Every line that holds the string "this" is to be identified and copied.

start DATA ROWS

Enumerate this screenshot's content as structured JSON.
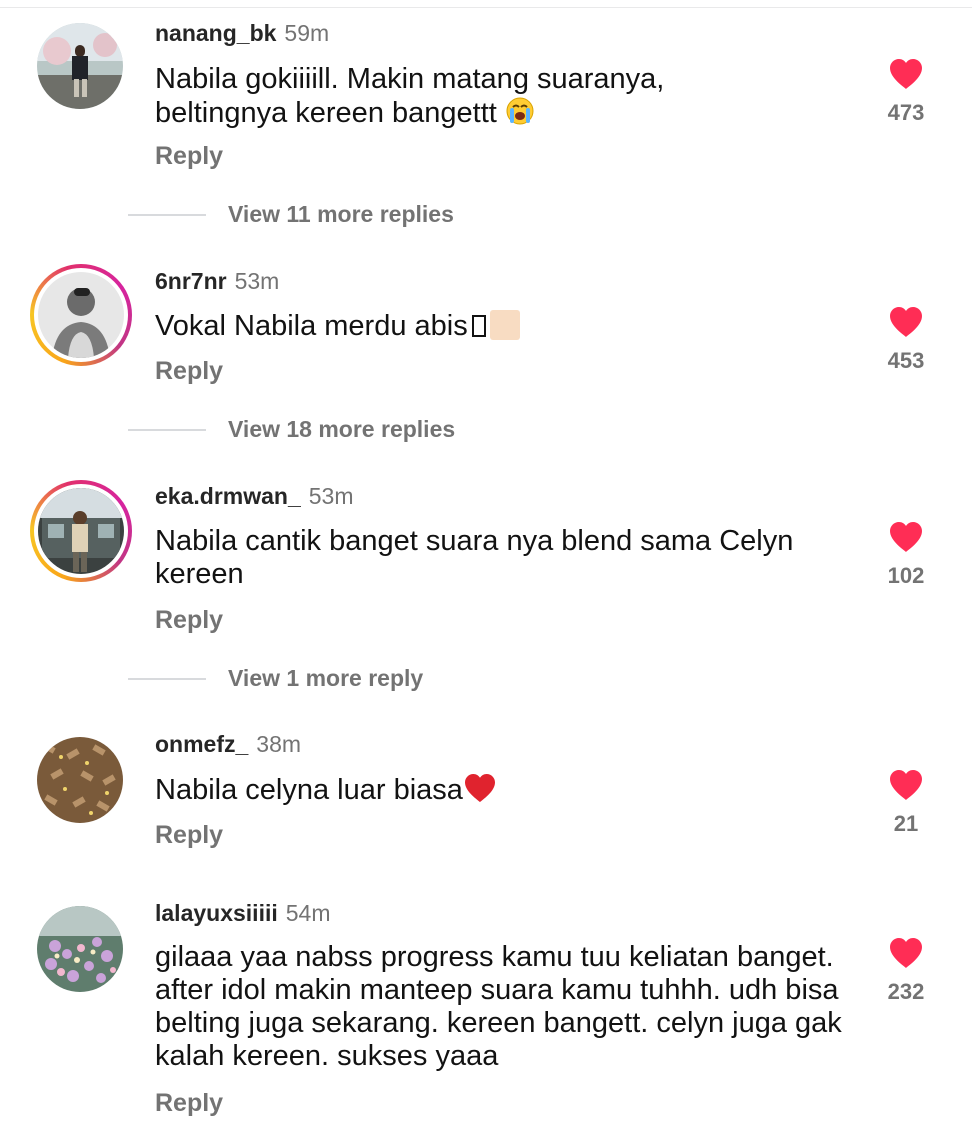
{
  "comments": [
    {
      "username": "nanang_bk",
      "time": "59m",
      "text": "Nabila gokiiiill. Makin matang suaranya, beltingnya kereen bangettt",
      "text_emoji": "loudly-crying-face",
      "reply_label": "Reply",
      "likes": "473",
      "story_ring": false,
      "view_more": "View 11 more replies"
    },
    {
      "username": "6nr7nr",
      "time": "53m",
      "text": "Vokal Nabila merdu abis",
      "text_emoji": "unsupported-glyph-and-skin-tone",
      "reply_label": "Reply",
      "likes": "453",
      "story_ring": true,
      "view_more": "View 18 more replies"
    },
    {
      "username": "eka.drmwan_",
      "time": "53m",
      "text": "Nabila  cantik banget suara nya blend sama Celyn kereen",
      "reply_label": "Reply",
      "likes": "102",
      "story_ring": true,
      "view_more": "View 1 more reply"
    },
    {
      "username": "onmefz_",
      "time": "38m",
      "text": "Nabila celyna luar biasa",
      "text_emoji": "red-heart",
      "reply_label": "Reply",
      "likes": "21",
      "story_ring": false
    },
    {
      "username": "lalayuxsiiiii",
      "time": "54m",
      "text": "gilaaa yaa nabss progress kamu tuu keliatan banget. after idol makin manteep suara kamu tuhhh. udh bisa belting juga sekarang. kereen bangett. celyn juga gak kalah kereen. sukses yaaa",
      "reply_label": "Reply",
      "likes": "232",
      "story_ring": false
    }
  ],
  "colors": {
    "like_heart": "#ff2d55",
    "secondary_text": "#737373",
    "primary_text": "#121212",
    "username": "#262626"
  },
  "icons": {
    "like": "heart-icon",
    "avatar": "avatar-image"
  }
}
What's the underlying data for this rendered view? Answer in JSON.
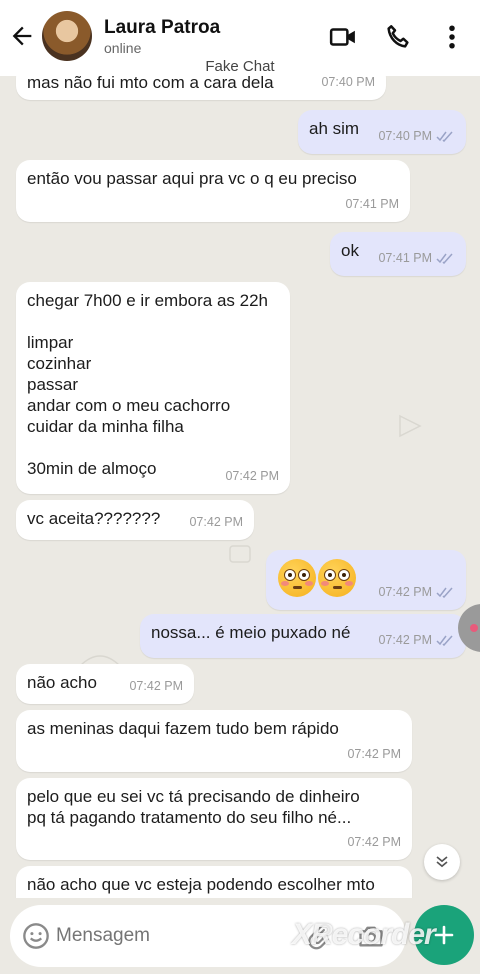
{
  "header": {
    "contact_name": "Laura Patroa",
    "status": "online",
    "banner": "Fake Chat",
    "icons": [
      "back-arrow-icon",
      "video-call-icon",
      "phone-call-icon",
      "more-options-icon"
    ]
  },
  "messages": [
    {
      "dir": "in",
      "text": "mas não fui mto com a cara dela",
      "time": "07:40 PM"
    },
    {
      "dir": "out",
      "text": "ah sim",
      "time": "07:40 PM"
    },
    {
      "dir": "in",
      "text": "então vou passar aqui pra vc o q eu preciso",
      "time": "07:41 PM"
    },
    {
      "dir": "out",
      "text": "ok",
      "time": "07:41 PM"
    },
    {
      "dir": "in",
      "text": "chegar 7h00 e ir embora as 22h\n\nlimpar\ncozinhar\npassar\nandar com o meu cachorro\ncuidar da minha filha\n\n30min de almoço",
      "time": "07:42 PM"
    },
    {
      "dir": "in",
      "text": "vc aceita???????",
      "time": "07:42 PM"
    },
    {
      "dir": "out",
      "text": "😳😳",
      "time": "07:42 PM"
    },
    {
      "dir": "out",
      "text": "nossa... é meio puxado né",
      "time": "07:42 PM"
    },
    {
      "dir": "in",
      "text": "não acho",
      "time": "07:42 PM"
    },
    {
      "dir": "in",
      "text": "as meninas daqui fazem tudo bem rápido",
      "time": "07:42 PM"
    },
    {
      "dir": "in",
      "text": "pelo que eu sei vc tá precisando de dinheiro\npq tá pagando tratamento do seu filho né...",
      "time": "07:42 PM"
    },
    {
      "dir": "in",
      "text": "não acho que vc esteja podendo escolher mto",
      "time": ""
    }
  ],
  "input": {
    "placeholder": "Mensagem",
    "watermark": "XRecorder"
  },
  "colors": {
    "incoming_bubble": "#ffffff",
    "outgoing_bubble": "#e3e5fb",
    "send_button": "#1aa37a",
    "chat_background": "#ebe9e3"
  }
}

end DATA ROWS
start DATA ROWS

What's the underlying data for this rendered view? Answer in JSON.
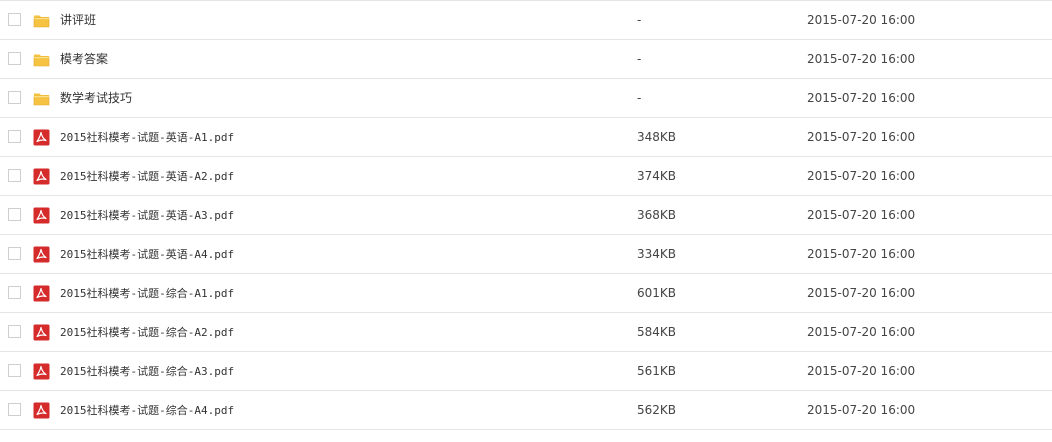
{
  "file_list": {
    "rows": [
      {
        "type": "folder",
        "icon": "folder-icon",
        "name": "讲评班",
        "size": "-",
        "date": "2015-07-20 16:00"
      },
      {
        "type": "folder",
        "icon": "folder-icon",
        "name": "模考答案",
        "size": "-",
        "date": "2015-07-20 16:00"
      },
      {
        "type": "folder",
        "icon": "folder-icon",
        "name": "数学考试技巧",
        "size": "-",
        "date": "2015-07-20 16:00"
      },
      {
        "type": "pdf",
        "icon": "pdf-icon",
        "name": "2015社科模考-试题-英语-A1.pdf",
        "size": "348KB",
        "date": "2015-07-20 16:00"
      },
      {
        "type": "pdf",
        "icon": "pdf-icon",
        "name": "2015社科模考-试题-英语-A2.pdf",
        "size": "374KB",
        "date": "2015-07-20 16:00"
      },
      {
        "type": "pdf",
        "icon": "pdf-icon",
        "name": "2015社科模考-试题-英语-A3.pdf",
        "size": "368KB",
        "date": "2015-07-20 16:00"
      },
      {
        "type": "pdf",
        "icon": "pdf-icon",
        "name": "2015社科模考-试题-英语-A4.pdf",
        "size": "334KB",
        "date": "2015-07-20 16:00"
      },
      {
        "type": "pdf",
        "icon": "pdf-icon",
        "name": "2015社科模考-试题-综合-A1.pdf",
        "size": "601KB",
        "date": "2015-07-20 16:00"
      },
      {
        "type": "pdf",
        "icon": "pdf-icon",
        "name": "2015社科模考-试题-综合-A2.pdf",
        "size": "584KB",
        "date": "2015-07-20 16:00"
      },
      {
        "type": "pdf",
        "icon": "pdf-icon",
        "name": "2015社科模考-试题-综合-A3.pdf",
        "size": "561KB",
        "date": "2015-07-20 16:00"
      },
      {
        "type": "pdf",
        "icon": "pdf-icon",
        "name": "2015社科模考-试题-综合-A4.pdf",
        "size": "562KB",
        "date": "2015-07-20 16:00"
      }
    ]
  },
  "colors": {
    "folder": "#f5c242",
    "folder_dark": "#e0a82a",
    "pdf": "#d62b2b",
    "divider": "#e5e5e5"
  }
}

end DATA ROWS
start DATA ROWS

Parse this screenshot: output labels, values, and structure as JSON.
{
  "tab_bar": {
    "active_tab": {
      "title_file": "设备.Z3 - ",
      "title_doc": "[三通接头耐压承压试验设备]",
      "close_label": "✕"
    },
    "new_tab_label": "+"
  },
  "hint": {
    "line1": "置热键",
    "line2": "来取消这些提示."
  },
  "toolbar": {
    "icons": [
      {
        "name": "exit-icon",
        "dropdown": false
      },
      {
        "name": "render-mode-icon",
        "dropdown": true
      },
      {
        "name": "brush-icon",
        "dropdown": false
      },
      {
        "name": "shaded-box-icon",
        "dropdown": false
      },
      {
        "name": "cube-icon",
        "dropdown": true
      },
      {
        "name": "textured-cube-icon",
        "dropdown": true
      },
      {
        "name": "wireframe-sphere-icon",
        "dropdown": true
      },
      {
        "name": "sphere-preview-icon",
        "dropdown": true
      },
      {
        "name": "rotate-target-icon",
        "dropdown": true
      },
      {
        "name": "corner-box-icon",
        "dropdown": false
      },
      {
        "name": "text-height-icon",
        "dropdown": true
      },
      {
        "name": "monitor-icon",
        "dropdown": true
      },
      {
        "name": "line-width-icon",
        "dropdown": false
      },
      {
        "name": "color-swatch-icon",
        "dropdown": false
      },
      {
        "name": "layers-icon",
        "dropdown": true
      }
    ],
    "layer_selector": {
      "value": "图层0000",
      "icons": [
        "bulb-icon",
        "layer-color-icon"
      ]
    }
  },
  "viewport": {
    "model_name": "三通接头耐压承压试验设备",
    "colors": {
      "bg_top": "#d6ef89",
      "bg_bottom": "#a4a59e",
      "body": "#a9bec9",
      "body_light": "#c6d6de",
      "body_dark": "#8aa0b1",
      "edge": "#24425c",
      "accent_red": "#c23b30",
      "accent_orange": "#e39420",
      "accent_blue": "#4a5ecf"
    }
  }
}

end DATA ROWS

CORRECT RESPONSE
Enumerate this screenshot's content as structured JSON.
What's the underlying data for this rendered view? Answer in JSON.
What's the underlying data for this rendered view? Answer in JSON.
Parse this screenshot: output labels, values, and structure as JSON.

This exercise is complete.